Work to complete. Tally the lines containing "insert" and report the number alone.

------------------------------------

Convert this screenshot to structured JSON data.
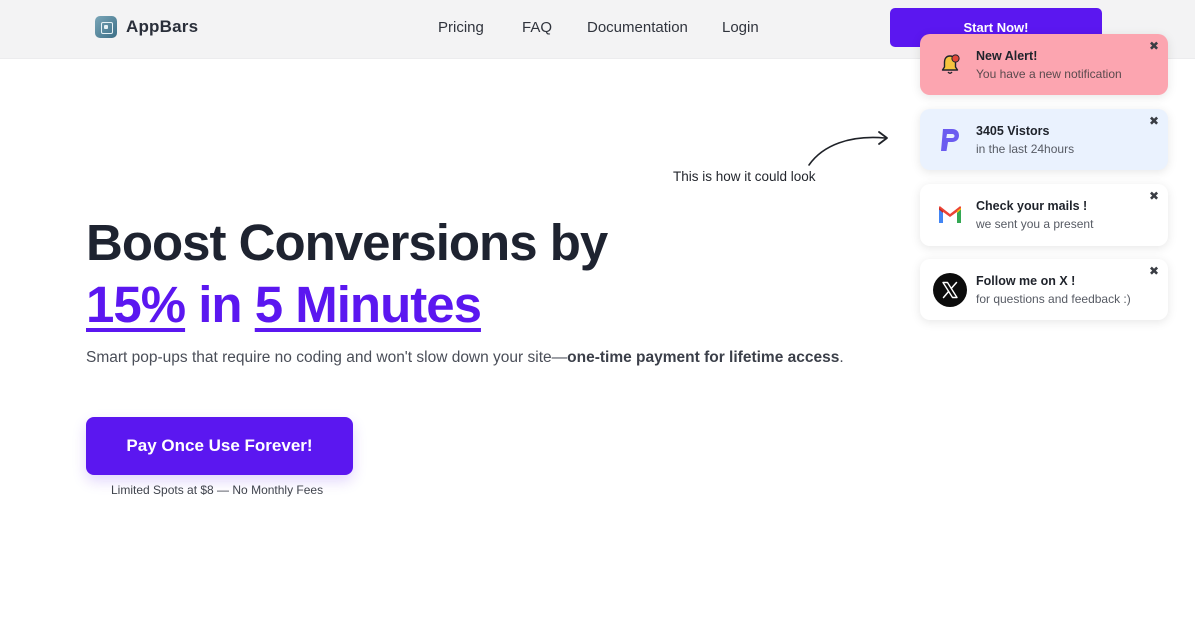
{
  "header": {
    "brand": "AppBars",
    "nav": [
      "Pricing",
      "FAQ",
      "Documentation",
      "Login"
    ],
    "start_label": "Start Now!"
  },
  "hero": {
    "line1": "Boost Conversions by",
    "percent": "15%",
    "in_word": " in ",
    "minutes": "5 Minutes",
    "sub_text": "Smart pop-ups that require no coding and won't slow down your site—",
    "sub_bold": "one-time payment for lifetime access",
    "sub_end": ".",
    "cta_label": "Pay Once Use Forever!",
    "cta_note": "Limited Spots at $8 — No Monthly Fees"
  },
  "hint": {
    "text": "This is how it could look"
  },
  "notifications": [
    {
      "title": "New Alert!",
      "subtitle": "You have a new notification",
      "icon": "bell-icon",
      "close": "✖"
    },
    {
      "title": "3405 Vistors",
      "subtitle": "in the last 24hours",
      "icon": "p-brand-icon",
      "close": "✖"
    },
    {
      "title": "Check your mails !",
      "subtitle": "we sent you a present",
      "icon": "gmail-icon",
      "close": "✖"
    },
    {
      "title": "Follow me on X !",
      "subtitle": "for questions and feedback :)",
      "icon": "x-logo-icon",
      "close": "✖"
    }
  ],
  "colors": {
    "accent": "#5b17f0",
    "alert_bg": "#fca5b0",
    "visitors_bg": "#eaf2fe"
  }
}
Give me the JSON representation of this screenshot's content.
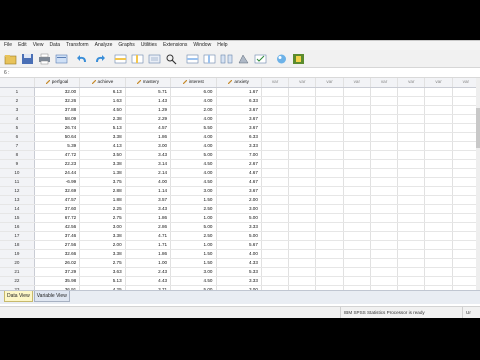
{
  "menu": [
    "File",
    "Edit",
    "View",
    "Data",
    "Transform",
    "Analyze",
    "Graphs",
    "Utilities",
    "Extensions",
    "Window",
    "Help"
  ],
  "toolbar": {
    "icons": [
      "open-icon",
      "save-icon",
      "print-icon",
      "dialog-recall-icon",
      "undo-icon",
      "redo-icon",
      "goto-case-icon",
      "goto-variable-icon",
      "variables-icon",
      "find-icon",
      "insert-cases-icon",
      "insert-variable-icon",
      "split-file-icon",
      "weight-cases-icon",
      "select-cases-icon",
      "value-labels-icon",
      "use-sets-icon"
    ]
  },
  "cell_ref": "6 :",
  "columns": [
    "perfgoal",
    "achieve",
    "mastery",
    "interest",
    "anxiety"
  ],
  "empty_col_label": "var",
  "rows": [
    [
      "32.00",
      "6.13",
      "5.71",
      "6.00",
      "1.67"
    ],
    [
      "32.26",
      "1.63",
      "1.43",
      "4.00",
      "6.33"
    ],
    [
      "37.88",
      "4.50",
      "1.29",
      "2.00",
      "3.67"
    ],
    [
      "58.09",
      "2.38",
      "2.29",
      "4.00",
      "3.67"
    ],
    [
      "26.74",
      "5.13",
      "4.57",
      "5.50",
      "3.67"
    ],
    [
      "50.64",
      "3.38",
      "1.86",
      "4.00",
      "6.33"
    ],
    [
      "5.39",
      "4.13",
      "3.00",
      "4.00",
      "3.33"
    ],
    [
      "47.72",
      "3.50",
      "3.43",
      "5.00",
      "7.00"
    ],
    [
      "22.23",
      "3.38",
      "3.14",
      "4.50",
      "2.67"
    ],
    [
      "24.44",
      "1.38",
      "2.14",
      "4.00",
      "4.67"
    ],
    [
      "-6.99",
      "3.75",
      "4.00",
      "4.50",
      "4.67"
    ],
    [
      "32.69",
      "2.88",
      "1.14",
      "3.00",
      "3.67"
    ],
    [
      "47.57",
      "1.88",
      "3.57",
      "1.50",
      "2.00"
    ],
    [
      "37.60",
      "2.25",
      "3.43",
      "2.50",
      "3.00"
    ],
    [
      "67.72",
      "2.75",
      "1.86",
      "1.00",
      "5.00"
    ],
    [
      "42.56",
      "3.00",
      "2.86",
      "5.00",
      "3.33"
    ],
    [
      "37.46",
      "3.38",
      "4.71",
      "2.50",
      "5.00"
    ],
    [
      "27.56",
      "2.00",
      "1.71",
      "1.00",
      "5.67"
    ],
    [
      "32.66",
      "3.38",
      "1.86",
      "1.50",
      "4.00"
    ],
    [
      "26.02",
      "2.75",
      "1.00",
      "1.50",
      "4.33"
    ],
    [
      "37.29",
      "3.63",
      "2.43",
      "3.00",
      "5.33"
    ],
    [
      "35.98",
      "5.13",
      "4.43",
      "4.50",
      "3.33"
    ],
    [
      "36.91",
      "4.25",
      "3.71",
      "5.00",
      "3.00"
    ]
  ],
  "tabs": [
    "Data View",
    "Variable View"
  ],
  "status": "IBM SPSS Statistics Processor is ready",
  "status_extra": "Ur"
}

------------------------------------

In response. 2